** begin DATA IN THIS EXERCISE **
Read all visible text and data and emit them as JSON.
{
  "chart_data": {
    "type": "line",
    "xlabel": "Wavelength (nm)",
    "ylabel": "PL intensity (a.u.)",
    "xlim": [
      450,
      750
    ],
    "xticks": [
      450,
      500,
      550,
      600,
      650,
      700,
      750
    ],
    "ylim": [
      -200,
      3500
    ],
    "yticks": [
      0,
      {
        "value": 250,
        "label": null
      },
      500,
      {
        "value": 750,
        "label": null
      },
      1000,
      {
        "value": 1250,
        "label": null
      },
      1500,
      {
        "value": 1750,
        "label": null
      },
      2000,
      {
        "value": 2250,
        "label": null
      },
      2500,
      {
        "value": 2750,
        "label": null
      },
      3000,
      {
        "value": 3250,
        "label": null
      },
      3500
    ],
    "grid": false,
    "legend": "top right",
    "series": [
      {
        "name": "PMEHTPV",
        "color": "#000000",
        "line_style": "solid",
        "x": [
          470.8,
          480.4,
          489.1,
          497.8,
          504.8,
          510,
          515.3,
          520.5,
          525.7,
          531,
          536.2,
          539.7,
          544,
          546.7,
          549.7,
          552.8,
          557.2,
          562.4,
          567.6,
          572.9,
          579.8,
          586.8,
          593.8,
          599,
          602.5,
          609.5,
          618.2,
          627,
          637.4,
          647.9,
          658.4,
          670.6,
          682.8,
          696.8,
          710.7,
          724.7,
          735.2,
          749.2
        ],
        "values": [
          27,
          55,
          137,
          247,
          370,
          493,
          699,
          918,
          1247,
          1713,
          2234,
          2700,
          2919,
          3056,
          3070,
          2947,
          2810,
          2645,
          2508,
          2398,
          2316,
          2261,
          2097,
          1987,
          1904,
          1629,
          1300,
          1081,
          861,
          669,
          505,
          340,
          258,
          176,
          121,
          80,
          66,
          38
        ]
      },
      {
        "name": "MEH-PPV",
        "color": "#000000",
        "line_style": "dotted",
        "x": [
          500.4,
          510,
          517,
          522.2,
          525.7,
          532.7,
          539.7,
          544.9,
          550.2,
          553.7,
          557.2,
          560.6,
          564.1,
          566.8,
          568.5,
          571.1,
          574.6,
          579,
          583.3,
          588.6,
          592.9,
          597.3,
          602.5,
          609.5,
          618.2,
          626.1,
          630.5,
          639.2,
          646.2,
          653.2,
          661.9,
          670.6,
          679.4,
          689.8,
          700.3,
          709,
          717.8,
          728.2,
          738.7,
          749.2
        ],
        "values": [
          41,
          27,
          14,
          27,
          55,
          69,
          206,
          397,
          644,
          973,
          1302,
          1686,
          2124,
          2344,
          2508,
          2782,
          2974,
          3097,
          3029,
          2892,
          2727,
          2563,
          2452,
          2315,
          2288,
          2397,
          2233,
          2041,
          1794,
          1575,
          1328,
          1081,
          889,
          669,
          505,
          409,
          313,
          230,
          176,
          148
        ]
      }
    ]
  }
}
** end DATA IN THIS EXERCISE **
■ OBJECTIVE: Make an exact copy of the material above.

■ CORRECT RESPONSE:
Read all visible text and data and emit them as JSON.
{
  "chart_data": {
    "type": "line",
    "xlabel": "Wavelength (nm)",
    "ylabel": "PL intensity (a.u.)",
    "xlim": [
      450,
      750
    ],
    "xticks": [
      450,
      500,
      550,
      600,
      650,
      700,
      750
    ],
    "ylim": [
      -200,
      3500
    ],
    "yticks": [
      0,
      {
        "value": 250,
        "label": null
      },
      500,
      {
        "value": 750,
        "label": null
      },
      1000,
      {
        "value": 1250,
        "label": null
      },
      1500,
      {
        "value": 1750,
        "label": null
      },
      2000,
      {
        "value": 2250,
        "label": null
      },
      2500,
      {
        "value": 2750,
        "label": null
      },
      3000,
      {
        "value": 3250,
        "label": null
      },
      3500
    ],
    "grid": false,
    "legend": "top right",
    "series": [
      {
        "name": "PMEHTPV",
        "color": "#000000",
        "line_style": "solid",
        "x": [
          470.8,
          480.4,
          489.1,
          497.8,
          504.8,
          510,
          515.3,
          520.5,
          525.7,
          531,
          536.2,
          539.7,
          544,
          546.7,
          549.7,
          552.8,
          557.2,
          562.4,
          567.6,
          572.9,
          579.8,
          586.8,
          593.8,
          599,
          602.5,
          609.5,
          618.2,
          627,
          637.4,
          647.9,
          658.4,
          670.6,
          682.8,
          696.8,
          710.7,
          724.7,
          735.2,
          749.2
        ],
        "values": [
          27,
          55,
          137,
          247,
          370,
          493,
          699,
          918,
          1247,
          1713,
          2234,
          2700,
          2919,
          3056,
          3070,
          2947,
          2810,
          2645,
          2508,
          2398,
          2316,
          2261,
          2097,
          1987,
          1904,
          1629,
          1300,
          1081,
          861,
          669,
          505,
          340,
          258,
          176,
          121,
          80,
          66,
          38
        ]
      },
      {
        "name": "MEH-PPV",
        "color": "#000000",
        "line_style": "dotted",
        "x": [
          500.4,
          510,
          517,
          522.2,
          525.7,
          532.7,
          539.7,
          544.9,
          550.2,
          553.7,
          557.2,
          560.6,
          564.1,
          566.8,
          568.5,
          571.1,
          574.6,
          579,
          583.3,
          588.6,
          592.9,
          597.3,
          602.5,
          609.5,
          618.2,
          626.1,
          630.5,
          639.2,
          646.2,
          653.2,
          661.9,
          670.6,
          679.4,
          689.8,
          700.3,
          709,
          717.8,
          728.2,
          738.7,
          749.2
        ],
        "values": [
          41,
          27,
          14,
          27,
          55,
          69,
          206,
          397,
          644,
          973,
          1302,
          1686,
          2124,
          2344,
          2508,
          2782,
          2974,
          3097,
          3029,
          2892,
          2727,
          2563,
          2452,
          2315,
          2288,
          2397,
          2233,
          2041,
          1794,
          1575,
          1328,
          1081,
          889,
          669,
          505,
          409,
          313,
          230,
          176,
          148
        ]
      }
    ]
  }
}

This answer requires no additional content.